Figure record listings
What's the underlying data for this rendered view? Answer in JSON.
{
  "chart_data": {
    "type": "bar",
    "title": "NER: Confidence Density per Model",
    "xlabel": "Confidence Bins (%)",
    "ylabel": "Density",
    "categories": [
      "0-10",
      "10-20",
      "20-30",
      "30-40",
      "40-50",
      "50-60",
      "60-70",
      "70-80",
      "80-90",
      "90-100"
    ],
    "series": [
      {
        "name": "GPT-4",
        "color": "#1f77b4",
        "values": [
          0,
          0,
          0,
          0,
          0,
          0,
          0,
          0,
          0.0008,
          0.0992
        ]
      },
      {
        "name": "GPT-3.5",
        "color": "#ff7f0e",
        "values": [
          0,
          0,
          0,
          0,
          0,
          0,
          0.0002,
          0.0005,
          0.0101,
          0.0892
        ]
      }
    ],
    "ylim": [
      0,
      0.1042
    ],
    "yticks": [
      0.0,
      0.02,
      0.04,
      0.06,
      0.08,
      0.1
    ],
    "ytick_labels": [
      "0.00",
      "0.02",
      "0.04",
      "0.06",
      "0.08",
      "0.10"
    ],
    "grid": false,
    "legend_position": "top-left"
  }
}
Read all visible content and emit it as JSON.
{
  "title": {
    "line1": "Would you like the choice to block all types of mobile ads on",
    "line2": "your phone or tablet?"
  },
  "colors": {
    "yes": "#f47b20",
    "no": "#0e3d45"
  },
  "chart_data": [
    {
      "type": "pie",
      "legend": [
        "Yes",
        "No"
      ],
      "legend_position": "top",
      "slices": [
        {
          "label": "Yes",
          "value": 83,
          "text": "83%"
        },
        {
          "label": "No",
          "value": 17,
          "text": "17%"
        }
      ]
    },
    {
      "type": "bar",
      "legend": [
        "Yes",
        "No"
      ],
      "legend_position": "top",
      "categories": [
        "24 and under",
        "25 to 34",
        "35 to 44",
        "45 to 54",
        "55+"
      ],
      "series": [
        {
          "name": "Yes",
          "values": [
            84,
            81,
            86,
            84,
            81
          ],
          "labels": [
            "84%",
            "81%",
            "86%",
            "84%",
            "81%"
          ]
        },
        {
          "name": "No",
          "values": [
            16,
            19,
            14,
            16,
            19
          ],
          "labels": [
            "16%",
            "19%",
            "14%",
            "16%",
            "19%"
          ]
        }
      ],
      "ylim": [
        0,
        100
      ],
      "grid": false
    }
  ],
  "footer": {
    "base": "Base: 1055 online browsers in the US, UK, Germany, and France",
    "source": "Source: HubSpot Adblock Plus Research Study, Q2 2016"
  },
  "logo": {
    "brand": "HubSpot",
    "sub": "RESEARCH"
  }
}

What the task requires: Reproduce the material above without altering a single character.

Response to this exercise:
What's the underlying data for this rendered view? Answer in JSON.
{
  "chart_data": {
    "type": "bar",
    "title": "NER: Confidence Density per Model",
    "xlabel": "Confidence Bins (%)",
    "ylabel": "Density",
    "categories": [
      "0-10",
      "10-20",
      "20-30",
      "30-40",
      "40-50",
      "50-60",
      "60-70",
      "70-80",
      "80-90",
      "90-100"
    ],
    "series": [
      {
        "name": "GPT-4",
        "color": "#1f77b4",
        "values": [
          0,
          0,
          0,
          0,
          0,
          0,
          0,
          0,
          0.0008,
          0.0992
        ]
      },
      {
        "name": "GPT-3.5",
        "color": "#ff7f0e",
        "values": [
          0,
          0,
          0,
          0,
          0,
          0,
          0.0002,
          0.0005,
          0.0101,
          0.0892
        ]
      }
    ],
    "ylim": [
      0,
      0.1042
    ],
    "yticks": [
      0.0,
      0.02,
      0.04,
      0.06,
      0.08,
      0.1
    ],
    "ytick_labels": [
      "0.00",
      "0.02",
      "0.04",
      "0.06",
      "0.08",
      "0.10"
    ],
    "grid": false,
    "legend_position": "top-left"
  }
}
Read all visible content and emit it as JSON.
{
  "title": {
    "line1": "Would you like the choice to block all types of mobile ads on",
    "line2": "your phone or tablet?"
  },
  "colors": {
    "yes": "#f47b20",
    "no": "#0e3d45"
  },
  "chart_data": [
    {
      "type": "pie",
      "legend": [
        "Yes",
        "No"
      ],
      "legend_position": "top",
      "slices": [
        {
          "label": "Yes",
          "value": 83,
          "text": "83%"
        },
        {
          "label": "No",
          "value": 17,
          "text": "17%"
        }
      ]
    },
    {
      "type": "bar",
      "legend": [
        "Yes",
        "No"
      ],
      "legend_position": "top",
      "categories": [
        "24 and under",
        "25 to 34",
        "35 to 44",
        "45 to 54",
        "55+"
      ],
      "series": [
        {
          "name": "Yes",
          "values": [
            84,
            81,
            86,
            84,
            81
          ],
          "labels": [
            "84%",
            "81%",
            "86%",
            "84%",
            "81%"
          ]
        },
        {
          "name": "No",
          "values": [
            16,
            19,
            14,
            16,
            19
          ],
          "labels": [
            "16%",
            "19%",
            "14%",
            "16%",
            "19%"
          ]
        }
      ],
      "ylim": [
        0,
        100
      ],
      "grid": false
    }
  ],
  "footer": {
    "base": "Base: 1055 online browsers in the US, UK, Germany, and France",
    "source": "Source: HubSpot Adblock Plus Research Study, Q2 2016"
  },
  "logo": {
    "brand": "HubSpot",
    "sub": "RESEARCH"
  }
}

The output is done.